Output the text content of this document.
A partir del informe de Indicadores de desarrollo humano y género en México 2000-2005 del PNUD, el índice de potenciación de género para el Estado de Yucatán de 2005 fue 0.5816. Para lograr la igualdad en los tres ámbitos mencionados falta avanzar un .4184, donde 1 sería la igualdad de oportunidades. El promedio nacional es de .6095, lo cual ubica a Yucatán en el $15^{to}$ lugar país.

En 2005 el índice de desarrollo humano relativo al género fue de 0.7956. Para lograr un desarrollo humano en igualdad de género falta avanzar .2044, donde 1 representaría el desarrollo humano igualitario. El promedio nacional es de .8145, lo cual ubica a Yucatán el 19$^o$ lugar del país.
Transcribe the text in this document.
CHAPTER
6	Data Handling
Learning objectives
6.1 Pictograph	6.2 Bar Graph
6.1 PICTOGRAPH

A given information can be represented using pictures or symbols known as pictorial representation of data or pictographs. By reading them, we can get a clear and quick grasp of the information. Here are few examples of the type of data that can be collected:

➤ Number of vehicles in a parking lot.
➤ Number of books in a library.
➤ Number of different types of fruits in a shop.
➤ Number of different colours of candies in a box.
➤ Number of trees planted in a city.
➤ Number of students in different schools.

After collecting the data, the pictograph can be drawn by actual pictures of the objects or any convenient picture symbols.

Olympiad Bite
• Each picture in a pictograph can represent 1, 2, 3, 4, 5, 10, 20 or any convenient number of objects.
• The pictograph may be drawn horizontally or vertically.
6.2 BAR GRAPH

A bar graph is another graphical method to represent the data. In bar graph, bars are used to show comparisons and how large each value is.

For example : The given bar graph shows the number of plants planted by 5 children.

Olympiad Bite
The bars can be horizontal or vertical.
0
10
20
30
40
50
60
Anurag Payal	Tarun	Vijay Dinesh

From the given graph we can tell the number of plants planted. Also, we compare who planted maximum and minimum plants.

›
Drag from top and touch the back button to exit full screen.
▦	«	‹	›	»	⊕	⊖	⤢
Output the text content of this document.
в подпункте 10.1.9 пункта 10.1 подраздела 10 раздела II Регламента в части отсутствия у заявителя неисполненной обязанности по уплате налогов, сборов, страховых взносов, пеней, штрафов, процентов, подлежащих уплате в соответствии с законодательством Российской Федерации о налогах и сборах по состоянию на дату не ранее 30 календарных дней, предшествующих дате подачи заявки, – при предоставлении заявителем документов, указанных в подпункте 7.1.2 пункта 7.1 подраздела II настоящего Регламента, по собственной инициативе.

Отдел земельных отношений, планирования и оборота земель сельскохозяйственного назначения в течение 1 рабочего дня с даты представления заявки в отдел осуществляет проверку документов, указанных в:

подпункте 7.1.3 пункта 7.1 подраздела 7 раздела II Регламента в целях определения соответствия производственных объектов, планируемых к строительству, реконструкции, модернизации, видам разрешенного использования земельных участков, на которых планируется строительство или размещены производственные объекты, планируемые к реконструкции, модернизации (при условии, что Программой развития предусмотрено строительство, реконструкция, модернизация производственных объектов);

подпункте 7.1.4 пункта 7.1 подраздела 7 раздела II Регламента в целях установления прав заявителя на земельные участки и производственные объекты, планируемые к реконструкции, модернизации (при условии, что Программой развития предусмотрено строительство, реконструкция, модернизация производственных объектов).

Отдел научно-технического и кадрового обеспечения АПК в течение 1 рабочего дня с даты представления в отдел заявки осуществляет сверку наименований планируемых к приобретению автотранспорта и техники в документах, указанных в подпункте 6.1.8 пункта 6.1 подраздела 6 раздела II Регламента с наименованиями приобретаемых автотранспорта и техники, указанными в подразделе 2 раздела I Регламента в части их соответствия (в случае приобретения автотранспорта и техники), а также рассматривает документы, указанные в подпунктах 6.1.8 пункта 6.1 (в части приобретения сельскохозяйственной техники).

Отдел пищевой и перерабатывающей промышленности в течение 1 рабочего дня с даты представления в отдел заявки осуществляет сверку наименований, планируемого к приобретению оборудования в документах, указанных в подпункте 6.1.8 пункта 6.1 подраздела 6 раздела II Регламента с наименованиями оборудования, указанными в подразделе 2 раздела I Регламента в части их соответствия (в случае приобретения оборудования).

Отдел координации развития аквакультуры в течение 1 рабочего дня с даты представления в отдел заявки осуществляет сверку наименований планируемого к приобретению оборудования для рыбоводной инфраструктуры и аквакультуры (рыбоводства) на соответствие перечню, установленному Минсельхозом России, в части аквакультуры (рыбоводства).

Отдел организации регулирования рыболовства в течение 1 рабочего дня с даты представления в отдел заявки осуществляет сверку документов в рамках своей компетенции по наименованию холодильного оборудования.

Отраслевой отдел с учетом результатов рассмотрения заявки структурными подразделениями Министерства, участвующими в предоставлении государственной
····················
(Task directions)
Extract every line that has the string "bars" in it.

(Answer to the exercise)
A bar graph is another graphical method to represent the data. In bar graph, bars are used to show comparisons and how large each value is.
The bars can be horizontal or vertical.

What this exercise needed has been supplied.